━━ Input data
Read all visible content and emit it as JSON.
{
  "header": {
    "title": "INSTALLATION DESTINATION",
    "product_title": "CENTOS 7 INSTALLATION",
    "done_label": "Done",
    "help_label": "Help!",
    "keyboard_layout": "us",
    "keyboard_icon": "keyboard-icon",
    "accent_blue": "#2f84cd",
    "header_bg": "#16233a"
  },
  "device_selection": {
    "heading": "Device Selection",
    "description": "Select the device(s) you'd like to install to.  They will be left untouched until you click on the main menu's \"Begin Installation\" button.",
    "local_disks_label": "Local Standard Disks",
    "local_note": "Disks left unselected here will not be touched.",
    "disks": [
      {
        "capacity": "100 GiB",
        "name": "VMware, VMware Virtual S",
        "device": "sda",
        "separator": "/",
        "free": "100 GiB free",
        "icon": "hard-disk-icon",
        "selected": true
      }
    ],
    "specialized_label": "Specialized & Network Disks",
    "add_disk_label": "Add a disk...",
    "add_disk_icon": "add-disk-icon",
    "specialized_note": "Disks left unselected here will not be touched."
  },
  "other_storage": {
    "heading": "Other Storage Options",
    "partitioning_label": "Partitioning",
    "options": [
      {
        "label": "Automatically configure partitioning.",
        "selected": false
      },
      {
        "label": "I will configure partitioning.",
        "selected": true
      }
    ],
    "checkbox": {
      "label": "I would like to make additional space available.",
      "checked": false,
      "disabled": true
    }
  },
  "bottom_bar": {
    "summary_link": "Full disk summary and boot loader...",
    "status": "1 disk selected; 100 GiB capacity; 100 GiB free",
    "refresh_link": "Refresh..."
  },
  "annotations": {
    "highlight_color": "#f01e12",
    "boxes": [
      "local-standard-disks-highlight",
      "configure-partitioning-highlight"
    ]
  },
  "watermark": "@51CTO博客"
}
━━━━
Restate all of the entries above precisely.

_Exercise output_
Read all visible content and emit it as JSON.
{
  "header": {
    "title": "INSTALLATION DESTINATION",
    "product_title": "CENTOS 7 INSTALLATION",
    "done_label": "Done",
    "help_label": "Help!",
    "keyboard_layout": "us",
    "keyboard_icon": "keyboard-icon",
    "accent_blue": "#2f84cd",
    "header_bg": "#16233a"
  },
  "device_selection": {
    "heading": "Device Selection",
    "description": "Select the device(s) you'd like to install to.  They will be left untouched until you click on the main menu's \"Begin Installation\" button.",
    "local_disks_label": "Local Standard Disks",
    "local_note": "Disks left unselected here will not be touched.",
    "disks": [
      {
        "capacity": "100 GiB",
        "name": "VMware, VMware Virtual S",
        "device": "sda",
        "separator": "/",
        "free": "100 GiB free",
        "icon": "hard-disk-icon",
        "selected": true
      }
    ],
    "specialized_label": "Specialized & Network Disks",
    "add_disk_label": "Add a disk...",
    "add_disk_icon": "add-disk-icon",
    "specialized_note": "Disks left unselected here will not be touched."
  },
  "other_storage": {
    "heading": "Other Storage Options",
    "partitioning_label": "Partitioning",
    "options": [
      {
        "label": "Automatically configure partitioning.",
        "selected": false
      },
      {
        "label": "I will configure partitioning.",
        "selected": true
      }
    ],
    "checkbox": {
      "label": "I would like to make additional space available.",
      "checked": false,
      "disabled": true
    }
  },
  "bottom_bar": {
    "summary_link": "Full disk summary and boot loader...",
    "status": "1 disk selected; 100 GiB capacity; 100 GiB free",
    "refresh_link": "Refresh..."
  },
  "annotations": {
    "highlight_color": "#f01e12",
    "boxes": [
      "local-standard-disks-highlight",
      "configure-partitioning-highlight"
    ]
  },
  "watermark": "@51CTO博客"
}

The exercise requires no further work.